* **Exercise objective**: All the data should be repeated exactly. Any image in it is left out.

* **Extracted information**:
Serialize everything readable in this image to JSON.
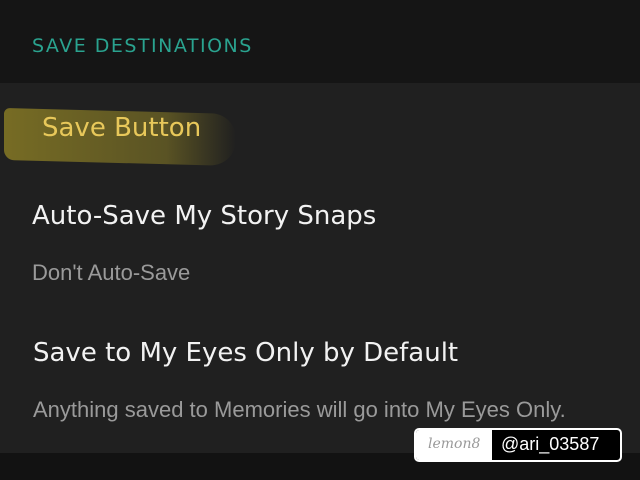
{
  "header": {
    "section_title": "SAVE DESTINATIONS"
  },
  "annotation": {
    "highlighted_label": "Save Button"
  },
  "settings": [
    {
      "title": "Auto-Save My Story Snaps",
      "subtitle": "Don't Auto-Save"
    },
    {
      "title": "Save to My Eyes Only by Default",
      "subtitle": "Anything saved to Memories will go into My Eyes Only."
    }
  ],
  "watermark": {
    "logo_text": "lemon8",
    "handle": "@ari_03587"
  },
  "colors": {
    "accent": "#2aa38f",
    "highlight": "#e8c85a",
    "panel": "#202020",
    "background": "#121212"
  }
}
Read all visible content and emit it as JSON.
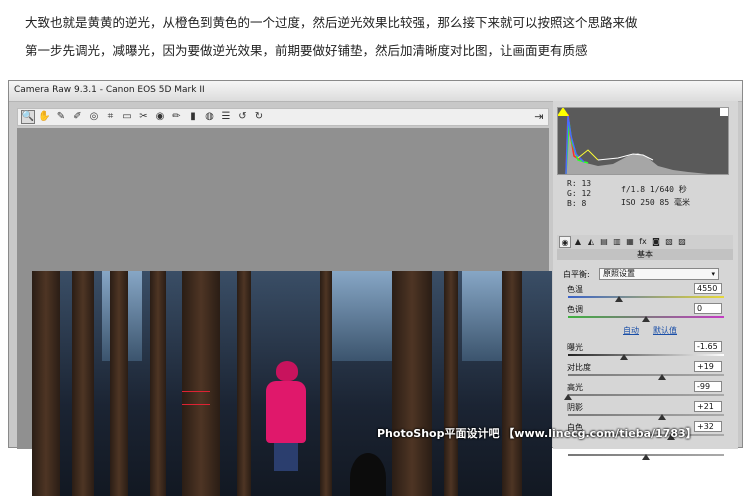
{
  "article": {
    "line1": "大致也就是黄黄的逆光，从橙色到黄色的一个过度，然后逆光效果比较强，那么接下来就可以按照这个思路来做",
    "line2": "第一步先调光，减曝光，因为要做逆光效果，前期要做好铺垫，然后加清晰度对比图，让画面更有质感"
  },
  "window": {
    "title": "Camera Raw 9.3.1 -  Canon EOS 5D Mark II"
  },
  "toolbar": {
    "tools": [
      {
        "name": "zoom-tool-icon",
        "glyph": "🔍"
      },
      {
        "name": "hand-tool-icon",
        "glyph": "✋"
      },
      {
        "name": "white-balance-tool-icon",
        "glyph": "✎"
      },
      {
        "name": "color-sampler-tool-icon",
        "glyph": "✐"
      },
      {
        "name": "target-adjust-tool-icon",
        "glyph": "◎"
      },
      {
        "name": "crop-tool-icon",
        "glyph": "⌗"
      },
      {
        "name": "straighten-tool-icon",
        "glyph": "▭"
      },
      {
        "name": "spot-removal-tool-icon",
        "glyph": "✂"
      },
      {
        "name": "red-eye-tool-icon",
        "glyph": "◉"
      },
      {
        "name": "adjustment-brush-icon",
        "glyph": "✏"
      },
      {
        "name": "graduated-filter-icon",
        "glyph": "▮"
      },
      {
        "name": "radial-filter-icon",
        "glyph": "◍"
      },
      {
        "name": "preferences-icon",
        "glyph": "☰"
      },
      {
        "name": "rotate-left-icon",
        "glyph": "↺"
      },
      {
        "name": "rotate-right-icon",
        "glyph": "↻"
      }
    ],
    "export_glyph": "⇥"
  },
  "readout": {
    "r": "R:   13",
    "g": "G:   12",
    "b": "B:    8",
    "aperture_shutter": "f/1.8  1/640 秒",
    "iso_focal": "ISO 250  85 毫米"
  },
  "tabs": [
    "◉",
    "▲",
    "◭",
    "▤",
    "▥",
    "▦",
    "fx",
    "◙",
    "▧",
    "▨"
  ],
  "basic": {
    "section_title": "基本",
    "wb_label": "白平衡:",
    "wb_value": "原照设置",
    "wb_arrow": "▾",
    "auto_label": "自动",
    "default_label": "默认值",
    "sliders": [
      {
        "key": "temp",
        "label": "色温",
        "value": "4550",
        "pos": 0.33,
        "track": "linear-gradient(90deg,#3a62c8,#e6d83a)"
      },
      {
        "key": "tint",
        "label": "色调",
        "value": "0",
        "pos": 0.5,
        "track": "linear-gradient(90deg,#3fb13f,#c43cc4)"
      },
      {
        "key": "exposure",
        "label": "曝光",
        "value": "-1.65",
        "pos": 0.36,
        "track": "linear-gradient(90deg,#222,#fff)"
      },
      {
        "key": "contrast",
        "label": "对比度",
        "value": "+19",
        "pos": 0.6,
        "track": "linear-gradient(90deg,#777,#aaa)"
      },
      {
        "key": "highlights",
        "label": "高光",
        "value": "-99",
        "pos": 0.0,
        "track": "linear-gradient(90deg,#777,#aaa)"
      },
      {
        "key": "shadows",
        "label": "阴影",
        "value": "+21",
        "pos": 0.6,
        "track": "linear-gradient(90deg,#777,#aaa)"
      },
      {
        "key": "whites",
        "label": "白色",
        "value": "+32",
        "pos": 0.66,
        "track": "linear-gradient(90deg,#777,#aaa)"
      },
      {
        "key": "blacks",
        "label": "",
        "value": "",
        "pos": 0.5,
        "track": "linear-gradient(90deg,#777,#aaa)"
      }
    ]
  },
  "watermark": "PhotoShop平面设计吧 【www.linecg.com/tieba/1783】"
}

* **Task result**:
Serialize everything readable in this image to JSON.
{
  "header": {
    "section_title": "SAVE DESTINATIONS"
  },
  "annotation": {
    "highlighted_label": "Save Button"
  },
  "settings": [
    {
      "title": "Auto-Save My Story Snaps",
      "subtitle": "Don't Auto-Save"
    },
    {
      "title": "Save to My Eyes Only by Default",
      "subtitle": "Anything saved to Memories will go into My Eyes Only."
    }
  ],
  "watermark": {
    "logo_text": "lemon8",
    "handle": "@ari_03587"
  },
  "colors": {
    "accent": "#2aa38f",
    "highlight": "#e8c85a",
    "panel": "#202020",
    "background": "#121212"
  }
}
Read all visible content and emit it as JSON.
{
  "article": {
    "line1": "大致也就是黄黄的逆光，从橙色到黄色的一个过度，然后逆光效果比较强，那么接下来就可以按照这个思路来做",
    "line2": "第一步先调光，减曝光，因为要做逆光效果，前期要做好铺垫，然后加清晰度对比图，让画面更有质感"
  },
  "window": {
    "title": "Camera Raw 9.3.1 -  Canon EOS 5D Mark II"
  },
  "toolbar": {
    "tools": [
      {
        "name": "zoom-tool-icon",
        "glyph": "🔍"
      },
      {
        "name": "hand-tool-icon",
        "glyph": "✋"
      },
      {
        "name": "white-balance-tool-icon",
        "glyph": "✎"
      },
      {
        "name": "color-sampler-tool-icon",
        "glyph": "✐"
      },
      {
        "name": "target-adjust-tool-icon",
        "glyph": "◎"
      },
      {
        "name": "crop-tool-icon",
        "glyph": "⌗"
      },
      {
        "name": "straighten-tool-icon",
        "glyph": "▭"
      },
      {
        "name": "spot-removal-tool-icon",
        "glyph": "✂"
      },
      {
        "name": "red-eye-tool-icon",
        "glyph": "◉"
      },
      {
        "name": "adjustment-brush-icon",
        "glyph": "✏"
      },
      {
        "name": "graduated-filter-icon",
        "glyph": "▮"
      },
      {
        "name": "radial-filter-icon",
        "glyph": "◍"
      },
      {
        "name": "preferences-icon",
        "glyph": "☰"
      },
      {
        "name": "rotate-left-icon",
        "glyph": "↺"
      },
      {
        "name": "rotate-right-icon",
        "glyph": "↻"
      }
    ],
    "export_glyph": "⇥"
  },
  "readout": {
    "r": "R:   13",
    "g": "G:   12",
    "b": "B:    8",
    "aperture_shutter": "f/1.8  1/640 秒",
    "iso_focal": "ISO 250  85 毫米"
  },
  "tabs": [
    "◉",
    "▲",
    "◭",
    "▤",
    "▥",
    "▦",
    "fx",
    "◙",
    "▧",
    "▨"
  ],
  "basic": {
    "section_title": "基本",
    "wb_label": "白平衡:",
    "wb_value": "原照设置",
    "wb_arrow": "▾",
    "auto_label": "自动",
    "default_label": "默认值",
    "sliders": [
      {
        "key": "temp",
        "label": "色温",
        "value": "4550",
        "pos": 0.33,
        "track": "linear-gradient(90deg,#3a62c8,#e6d83a)"
      },
      {
        "key": "tint",
        "label": "色调",
        "value": "0",
        "pos": 0.5,
        "track": "linear-gradient(90deg,#3fb13f,#c43cc4)"
      },
      {
        "key": "exposure",
        "label": "曝光",
        "value": "-1.65",
        "pos": 0.36,
        "track": "linear-gradient(90deg,#222,#fff)"
      },
      {
        "key": "contrast",
        "label": "对比度",
        "value": "+19",
        "pos": 0.6,
        "track": "linear-gradient(90deg,#777,#aaa)"
      },
      {
        "key": "highlights",
        "label": "高光",
        "value": "-99",
        "pos": 0.0,
        "track": "linear-gradient(90deg,#777,#aaa)"
      },
      {
        "key": "shadows",
        "label": "阴影",
        "value": "+21",
        "pos": 0.6,
        "track": "linear-gradient(90deg,#777,#aaa)"
      },
      {
        "key": "whites",
        "label": "白色",
        "value": "+32",
        "pos": 0.66,
        "track": "linear-gradient(90deg,#777,#aaa)"
      },
      {
        "key": "blacks",
        "label": "",
        "value": "",
        "pos": 0.5,
        "track": "linear-gradient(90deg,#777,#aaa)"
      }
    ]
  },
  "watermark": "PhotoShop平面设计吧 【www.linecg.com/tieba/1783】"
}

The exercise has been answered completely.